▶ YOUR OBJECTIVE:
Report the count of lines where the string "Gambar" appears, and nothing else.

▶ TASK MATERIAL:
—————
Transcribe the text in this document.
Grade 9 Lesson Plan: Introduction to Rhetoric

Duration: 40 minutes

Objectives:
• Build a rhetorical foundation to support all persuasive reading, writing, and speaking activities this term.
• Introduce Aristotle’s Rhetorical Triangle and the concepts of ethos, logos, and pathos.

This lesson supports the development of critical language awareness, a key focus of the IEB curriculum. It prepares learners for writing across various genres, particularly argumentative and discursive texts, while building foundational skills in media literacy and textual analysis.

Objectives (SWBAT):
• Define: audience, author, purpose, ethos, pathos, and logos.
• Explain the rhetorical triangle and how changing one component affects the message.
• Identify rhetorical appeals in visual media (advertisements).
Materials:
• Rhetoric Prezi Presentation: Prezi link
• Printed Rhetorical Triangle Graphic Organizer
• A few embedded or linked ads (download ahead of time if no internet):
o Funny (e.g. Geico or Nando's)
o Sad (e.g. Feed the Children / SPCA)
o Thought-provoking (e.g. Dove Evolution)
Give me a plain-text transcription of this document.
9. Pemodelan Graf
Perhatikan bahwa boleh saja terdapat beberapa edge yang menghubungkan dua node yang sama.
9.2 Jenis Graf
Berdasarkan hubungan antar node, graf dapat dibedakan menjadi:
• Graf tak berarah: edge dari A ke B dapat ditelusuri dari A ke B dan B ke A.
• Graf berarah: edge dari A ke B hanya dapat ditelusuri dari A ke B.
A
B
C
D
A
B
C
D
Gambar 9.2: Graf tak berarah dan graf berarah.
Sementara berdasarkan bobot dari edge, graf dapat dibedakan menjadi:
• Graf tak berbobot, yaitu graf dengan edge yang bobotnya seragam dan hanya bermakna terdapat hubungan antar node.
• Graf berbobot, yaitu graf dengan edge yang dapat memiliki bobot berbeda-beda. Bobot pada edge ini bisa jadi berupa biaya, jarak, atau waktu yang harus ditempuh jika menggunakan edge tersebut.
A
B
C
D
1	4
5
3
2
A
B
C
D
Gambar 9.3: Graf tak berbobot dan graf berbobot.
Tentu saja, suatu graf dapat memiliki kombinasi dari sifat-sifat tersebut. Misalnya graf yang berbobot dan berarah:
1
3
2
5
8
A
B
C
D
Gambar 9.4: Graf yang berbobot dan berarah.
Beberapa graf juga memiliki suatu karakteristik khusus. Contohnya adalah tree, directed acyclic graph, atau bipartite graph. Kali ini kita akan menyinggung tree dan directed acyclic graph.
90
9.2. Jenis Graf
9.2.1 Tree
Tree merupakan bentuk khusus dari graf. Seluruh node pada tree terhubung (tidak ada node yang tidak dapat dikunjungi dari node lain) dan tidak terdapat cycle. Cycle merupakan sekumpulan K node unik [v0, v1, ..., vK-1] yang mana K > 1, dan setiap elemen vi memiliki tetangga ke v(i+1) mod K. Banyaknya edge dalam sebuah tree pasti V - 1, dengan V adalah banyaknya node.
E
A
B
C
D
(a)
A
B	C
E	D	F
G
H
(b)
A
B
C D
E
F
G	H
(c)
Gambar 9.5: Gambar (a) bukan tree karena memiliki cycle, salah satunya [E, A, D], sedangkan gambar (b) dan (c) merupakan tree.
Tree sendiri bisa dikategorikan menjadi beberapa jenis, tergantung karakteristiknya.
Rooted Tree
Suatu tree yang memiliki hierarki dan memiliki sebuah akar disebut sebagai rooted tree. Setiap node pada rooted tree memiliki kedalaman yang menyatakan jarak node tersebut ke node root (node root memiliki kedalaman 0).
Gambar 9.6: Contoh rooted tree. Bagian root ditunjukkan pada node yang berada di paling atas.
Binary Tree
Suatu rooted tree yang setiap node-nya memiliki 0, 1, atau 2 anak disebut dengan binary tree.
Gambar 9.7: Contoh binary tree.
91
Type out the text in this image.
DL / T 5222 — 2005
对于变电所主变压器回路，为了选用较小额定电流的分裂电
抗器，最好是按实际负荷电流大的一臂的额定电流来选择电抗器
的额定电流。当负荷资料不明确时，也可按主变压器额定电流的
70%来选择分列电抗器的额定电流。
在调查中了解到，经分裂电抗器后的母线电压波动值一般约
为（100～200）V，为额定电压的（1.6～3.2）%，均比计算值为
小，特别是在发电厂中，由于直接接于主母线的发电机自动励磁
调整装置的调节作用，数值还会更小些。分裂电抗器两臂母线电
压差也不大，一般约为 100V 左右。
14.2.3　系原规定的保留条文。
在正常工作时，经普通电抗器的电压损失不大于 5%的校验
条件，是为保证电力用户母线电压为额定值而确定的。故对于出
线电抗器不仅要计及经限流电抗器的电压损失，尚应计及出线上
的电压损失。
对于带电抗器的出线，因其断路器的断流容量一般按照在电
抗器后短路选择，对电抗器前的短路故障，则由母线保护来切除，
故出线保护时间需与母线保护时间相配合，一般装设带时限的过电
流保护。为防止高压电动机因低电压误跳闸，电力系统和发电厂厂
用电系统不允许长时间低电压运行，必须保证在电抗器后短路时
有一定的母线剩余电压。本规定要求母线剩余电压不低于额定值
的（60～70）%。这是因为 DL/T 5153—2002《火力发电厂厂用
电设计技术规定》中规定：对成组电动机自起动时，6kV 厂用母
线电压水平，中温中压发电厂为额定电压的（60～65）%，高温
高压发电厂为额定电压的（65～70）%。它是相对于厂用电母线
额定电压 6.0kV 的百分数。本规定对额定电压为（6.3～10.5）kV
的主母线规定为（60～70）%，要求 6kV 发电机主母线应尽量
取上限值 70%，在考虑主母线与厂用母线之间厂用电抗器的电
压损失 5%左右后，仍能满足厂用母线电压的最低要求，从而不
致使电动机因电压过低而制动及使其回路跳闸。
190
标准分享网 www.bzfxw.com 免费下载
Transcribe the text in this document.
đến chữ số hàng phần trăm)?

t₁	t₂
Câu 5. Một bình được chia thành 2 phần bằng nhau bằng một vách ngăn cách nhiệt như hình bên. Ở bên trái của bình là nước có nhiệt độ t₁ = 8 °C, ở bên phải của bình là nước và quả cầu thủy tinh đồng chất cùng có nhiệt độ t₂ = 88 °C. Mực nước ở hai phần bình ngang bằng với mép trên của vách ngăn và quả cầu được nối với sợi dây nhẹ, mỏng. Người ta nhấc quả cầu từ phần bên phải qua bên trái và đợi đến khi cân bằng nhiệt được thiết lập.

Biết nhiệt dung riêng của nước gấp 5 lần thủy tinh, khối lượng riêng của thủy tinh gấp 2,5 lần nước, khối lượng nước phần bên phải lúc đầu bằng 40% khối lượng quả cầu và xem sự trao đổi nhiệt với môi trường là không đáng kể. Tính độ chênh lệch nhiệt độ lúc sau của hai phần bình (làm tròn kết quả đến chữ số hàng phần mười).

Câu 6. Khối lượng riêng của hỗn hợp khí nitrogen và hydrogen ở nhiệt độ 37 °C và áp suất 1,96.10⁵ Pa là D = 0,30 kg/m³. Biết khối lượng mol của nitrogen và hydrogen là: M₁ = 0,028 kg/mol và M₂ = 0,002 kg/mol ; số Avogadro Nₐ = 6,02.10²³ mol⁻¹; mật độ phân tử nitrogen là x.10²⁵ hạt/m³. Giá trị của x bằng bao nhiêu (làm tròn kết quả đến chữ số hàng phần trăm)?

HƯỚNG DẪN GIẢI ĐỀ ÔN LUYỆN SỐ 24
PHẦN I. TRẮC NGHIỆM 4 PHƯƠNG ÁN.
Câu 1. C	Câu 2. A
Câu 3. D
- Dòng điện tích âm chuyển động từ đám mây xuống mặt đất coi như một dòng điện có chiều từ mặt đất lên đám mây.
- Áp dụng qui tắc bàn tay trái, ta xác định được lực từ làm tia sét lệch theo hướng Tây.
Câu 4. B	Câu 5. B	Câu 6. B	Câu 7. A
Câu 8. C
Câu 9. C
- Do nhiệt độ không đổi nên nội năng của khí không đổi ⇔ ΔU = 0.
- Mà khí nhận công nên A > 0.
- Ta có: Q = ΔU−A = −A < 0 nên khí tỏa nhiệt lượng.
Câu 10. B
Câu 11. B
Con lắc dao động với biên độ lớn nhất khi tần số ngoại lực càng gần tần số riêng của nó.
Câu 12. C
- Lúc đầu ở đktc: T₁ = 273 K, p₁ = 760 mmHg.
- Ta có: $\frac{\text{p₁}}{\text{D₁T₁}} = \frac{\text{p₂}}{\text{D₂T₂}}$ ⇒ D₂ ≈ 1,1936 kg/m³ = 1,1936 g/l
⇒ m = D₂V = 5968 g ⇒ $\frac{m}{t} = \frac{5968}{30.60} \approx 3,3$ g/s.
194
—————
▶ SOLVED EXERCISE:
6